>> start Data to use

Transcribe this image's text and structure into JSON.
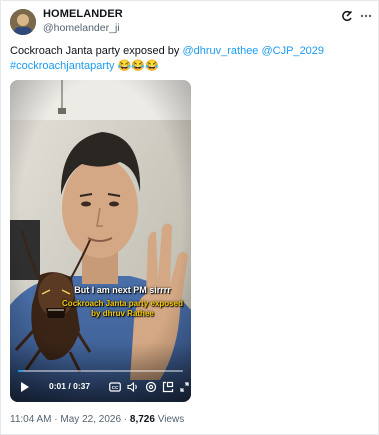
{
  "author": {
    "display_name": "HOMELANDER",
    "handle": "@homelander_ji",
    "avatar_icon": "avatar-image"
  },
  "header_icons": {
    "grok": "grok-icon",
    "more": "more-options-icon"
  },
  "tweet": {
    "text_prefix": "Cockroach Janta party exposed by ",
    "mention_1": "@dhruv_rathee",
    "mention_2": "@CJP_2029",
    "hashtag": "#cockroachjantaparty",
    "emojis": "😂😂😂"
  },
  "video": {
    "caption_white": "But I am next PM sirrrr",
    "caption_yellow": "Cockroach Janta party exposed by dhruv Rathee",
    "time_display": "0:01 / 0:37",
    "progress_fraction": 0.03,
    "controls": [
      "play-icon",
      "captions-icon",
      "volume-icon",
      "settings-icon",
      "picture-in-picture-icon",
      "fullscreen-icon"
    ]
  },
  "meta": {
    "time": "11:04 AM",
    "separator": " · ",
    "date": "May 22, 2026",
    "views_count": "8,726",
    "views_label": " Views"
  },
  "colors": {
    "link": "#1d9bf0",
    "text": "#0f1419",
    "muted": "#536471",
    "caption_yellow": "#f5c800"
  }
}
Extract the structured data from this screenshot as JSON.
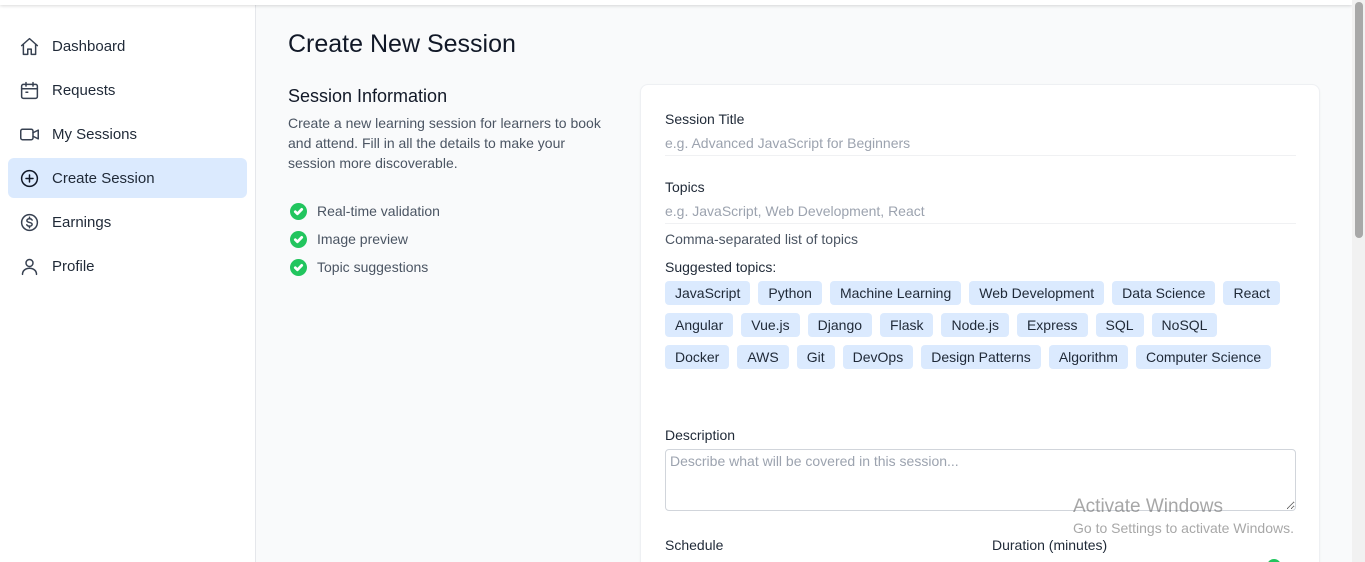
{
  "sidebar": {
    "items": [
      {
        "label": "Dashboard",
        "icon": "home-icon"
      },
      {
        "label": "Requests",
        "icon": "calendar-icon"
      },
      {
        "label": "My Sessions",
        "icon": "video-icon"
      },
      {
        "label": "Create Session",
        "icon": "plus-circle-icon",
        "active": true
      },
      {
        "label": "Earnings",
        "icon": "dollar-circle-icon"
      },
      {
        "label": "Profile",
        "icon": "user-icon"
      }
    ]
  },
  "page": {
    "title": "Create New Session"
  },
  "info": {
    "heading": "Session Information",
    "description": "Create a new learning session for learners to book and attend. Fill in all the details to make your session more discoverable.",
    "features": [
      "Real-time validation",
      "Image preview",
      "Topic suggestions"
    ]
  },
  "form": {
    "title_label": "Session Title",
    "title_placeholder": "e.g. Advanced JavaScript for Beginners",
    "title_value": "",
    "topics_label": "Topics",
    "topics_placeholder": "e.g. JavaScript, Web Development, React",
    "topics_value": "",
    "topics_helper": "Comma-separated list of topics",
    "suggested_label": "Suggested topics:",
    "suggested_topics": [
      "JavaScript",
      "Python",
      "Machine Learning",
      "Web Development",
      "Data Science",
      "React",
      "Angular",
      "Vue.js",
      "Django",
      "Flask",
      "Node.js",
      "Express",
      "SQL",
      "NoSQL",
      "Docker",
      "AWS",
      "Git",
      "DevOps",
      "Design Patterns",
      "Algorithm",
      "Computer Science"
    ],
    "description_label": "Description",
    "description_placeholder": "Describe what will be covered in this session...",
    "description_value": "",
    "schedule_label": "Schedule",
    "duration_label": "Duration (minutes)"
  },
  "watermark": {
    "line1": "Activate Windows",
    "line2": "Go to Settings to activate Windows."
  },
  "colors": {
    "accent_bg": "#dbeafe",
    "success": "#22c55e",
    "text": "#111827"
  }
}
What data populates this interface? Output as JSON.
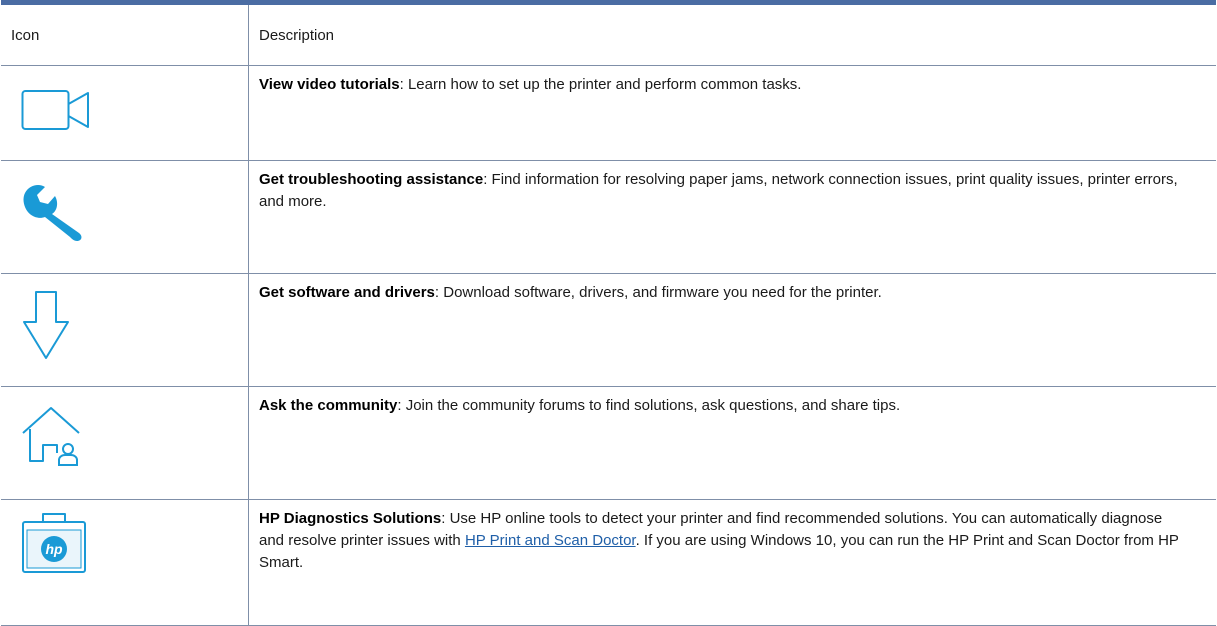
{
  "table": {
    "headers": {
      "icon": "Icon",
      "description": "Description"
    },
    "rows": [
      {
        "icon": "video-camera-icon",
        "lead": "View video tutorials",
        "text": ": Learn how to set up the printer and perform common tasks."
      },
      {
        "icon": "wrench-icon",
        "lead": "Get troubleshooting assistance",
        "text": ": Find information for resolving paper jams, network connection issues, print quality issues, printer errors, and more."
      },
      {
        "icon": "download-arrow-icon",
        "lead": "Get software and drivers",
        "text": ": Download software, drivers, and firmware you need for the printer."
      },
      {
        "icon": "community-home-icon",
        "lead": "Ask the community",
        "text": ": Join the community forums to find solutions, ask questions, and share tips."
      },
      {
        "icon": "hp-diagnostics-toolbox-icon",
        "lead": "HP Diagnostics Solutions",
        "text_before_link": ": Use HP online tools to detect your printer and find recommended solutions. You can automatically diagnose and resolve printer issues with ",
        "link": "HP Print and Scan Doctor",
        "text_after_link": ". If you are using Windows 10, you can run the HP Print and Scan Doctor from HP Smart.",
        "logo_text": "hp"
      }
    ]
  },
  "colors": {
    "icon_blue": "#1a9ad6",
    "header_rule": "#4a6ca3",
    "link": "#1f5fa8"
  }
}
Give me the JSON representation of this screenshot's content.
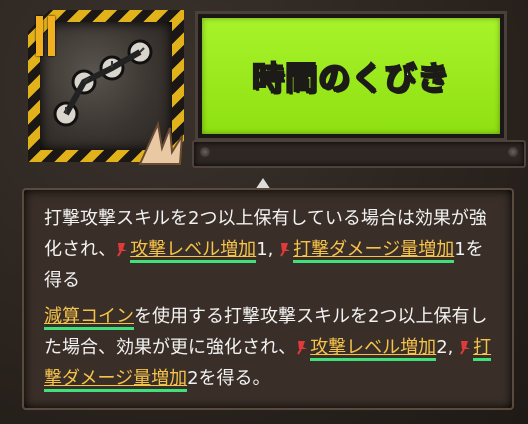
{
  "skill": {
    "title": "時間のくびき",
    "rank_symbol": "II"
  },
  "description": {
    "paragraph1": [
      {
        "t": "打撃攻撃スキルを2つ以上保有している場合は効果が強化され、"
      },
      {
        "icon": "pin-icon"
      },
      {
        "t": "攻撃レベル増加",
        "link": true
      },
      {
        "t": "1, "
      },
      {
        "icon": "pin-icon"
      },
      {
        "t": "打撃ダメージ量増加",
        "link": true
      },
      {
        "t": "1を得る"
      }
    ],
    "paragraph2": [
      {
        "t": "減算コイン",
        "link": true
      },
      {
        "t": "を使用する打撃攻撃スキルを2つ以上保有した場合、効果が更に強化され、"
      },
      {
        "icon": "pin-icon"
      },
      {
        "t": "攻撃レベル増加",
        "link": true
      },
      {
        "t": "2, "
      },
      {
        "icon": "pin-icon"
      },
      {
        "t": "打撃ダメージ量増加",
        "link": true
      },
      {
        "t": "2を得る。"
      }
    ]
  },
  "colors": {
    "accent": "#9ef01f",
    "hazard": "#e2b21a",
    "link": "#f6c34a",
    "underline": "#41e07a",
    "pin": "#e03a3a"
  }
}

>> end Data to use

Can you retype every record above exactly, leaving out the pictures?

Task response =
Transcribe this image's text and structure into JSON.
{
  "author": {
    "display_name": "HOMELANDER",
    "handle": "@homelander_ji",
    "avatar_icon": "avatar-image"
  },
  "header_icons": {
    "grok": "grok-icon",
    "more": "more-options-icon"
  },
  "tweet": {
    "text_prefix": "Cockroach Janta party exposed by ",
    "mention_1": "@dhruv_rathee",
    "mention_2": "@CJP_2029",
    "hashtag": "#cockroachjantaparty",
    "emojis": "😂😂😂"
  },
  "video": {
    "caption_white": "But I am next PM sirrrr",
    "caption_yellow": "Cockroach Janta party exposed by dhruv Rathee",
    "time_display": "0:01 / 0:37",
    "progress_fraction": 0.03,
    "controls": [
      "play-icon",
      "captions-icon",
      "volume-icon",
      "settings-icon",
      "picture-in-picture-icon",
      "fullscreen-icon"
    ]
  },
  "meta": {
    "time": "11:04 AM",
    "separator": " · ",
    "date": "May 22, 2026",
    "views_count": "8,726",
    "views_label": " Views"
  },
  "colors": {
    "link": "#1d9bf0",
    "text": "#0f1419",
    "muted": "#536471",
    "caption_yellow": "#f5c800"
  }
}
Extract the structured data from this screenshot as JSON.
{
  "sidebar": {
    "items": [
      {
        "label": "Dashboard",
        "icon": "home-icon"
      },
      {
        "label": "Requests",
        "icon": "calendar-icon"
      },
      {
        "label": "My Sessions",
        "icon": "video-icon"
      },
      {
        "label": "Create Session",
        "icon": "plus-circle-icon",
        "active": true
      },
      {
        "label": "Earnings",
        "icon": "dollar-circle-icon"
      },
      {
        "label": "Profile",
        "icon": "user-icon"
      }
    ]
  },
  "page": {
    "title": "Create New Session"
  },
  "info": {
    "heading": "Session Information",
    "description": "Create a new learning session for learners to book and attend. Fill in all the details to make your session more discoverable.",
    "features": [
      "Real-time validation",
      "Image preview",
      "Topic suggestions"
    ]
  },
  "form": {
    "title_label": "Session Title",
    "title_placeholder": "e.g. Advanced JavaScript for Beginners",
    "title_value": "",
    "topics_label": "Topics",
    "topics_placeholder": "e.g. JavaScript, Web Development, React",
    "topics_value": "",
    "topics_helper": "Comma-separated list of topics",
    "suggested_label": "Suggested topics:",
    "suggested_topics": [
      "JavaScript",
      "Python",
      "Machine Learning",
      "Web Development",
      "Data Science",
      "React",
      "Angular",
      "Vue.js",
      "Django",
      "Flask",
      "Node.js",
      "Express",
      "SQL",
      "NoSQL",
      "Docker",
      "AWS",
      "Git",
      "DevOps",
      "Design Patterns",
      "Algorithm",
      "Computer Science"
    ],
    "description_label": "Description",
    "description_placeholder": "Describe what will be covered in this session...",
    "description_value": "",
    "schedule_label": "Schedule",
    "duration_label": "Duration (minutes)"
  },
  "watermark": {
    "line1": "Activate Windows",
    "line2": "Go to Settings to activate Windows."
  },
  "colors": {
    "accent_bg": "#dbeafe",
    "success": "#22c55e",
    "text": "#111827"
  }
}
What data populates this interface? Output as JSON.
{
  "table": {
    "headers": {
      "icon": "Icon",
      "description": "Description"
    },
    "rows": [
      {
        "icon": "video-camera-icon",
        "lead": "View video tutorials",
        "text": ": Learn how to set up the printer and perform common tasks."
      },
      {
        "icon": "wrench-icon",
        "lead": "Get troubleshooting assistance",
        "text": ": Find information for resolving paper jams, network connection issues, print quality issues, printer errors, and more."
      },
      {
        "icon": "download-arrow-icon",
        "lead": "Get software and drivers",
        "text": ": Download software, drivers, and firmware you need for the printer."
      },
      {
        "icon": "community-home-icon",
        "lead": "Ask the community",
        "text": ": Join the community forums to find solutions, ask questions, and share tips."
      },
      {
        "icon": "hp-diagnostics-toolbox-icon",
        "lead": "HP Diagnostics Solutions",
        "text_before_link": ": Use HP online tools to detect your printer and find recommended solutions. You can automatically diagnose and resolve printer issues with ",
        "link": "HP Print and Scan Doctor",
        "text_after_link": ". If you are using Windows 10, you can run the HP Print and Scan Doctor from HP Smart.",
        "logo_text": "hp"
      }
    ]
  },
  "colors": {
    "icon_blue": "#1a9ad6",
    "header_rule": "#4a6ca3",
    "link": "#1f5fa8"
  }
}
Give me the JSON representation of this screenshot's content.
{
  "skill": {
    "title": "時間のくびき",
    "rank_symbol": "II"
  },
  "description": {
    "paragraph1": [
      {
        "t": "打撃攻撃スキルを2つ以上保有している場合は効果が強化され、"
      },
      {
        "icon": "pin-icon"
      },
      {
        "t": "攻撃レベル増加",
        "link": true
      },
      {
        "t": "1, "
      },
      {
        "icon": "pin-icon"
      },
      {
        "t": "打撃ダメージ量増加",
        "link": true
      },
      {
        "t": "1を得る"
      }
    ],
    "paragraph2": [
      {
        "t": "減算コイン",
        "link": true
      },
      {
        "t": "を使用する打撃攻撃スキルを2つ以上保有した場合、効果が更に強化され、"
      },
      {
        "icon": "pin-icon"
      },
      {
        "t": "攻撃レベル増加",
        "link": true
      },
      {
        "t": "2, "
      },
      {
        "icon": "pin-icon"
      },
      {
        "t": "打撃ダメージ量増加",
        "link": true
      },
      {
        "t": "2を得る。"
      }
    ]
  },
  "colors": {
    "accent": "#9ef01f",
    "hazard": "#e2b21a",
    "link": "#f6c34a",
    "underline": "#41e07a",
    "pin": "#e03a3a"
  }
}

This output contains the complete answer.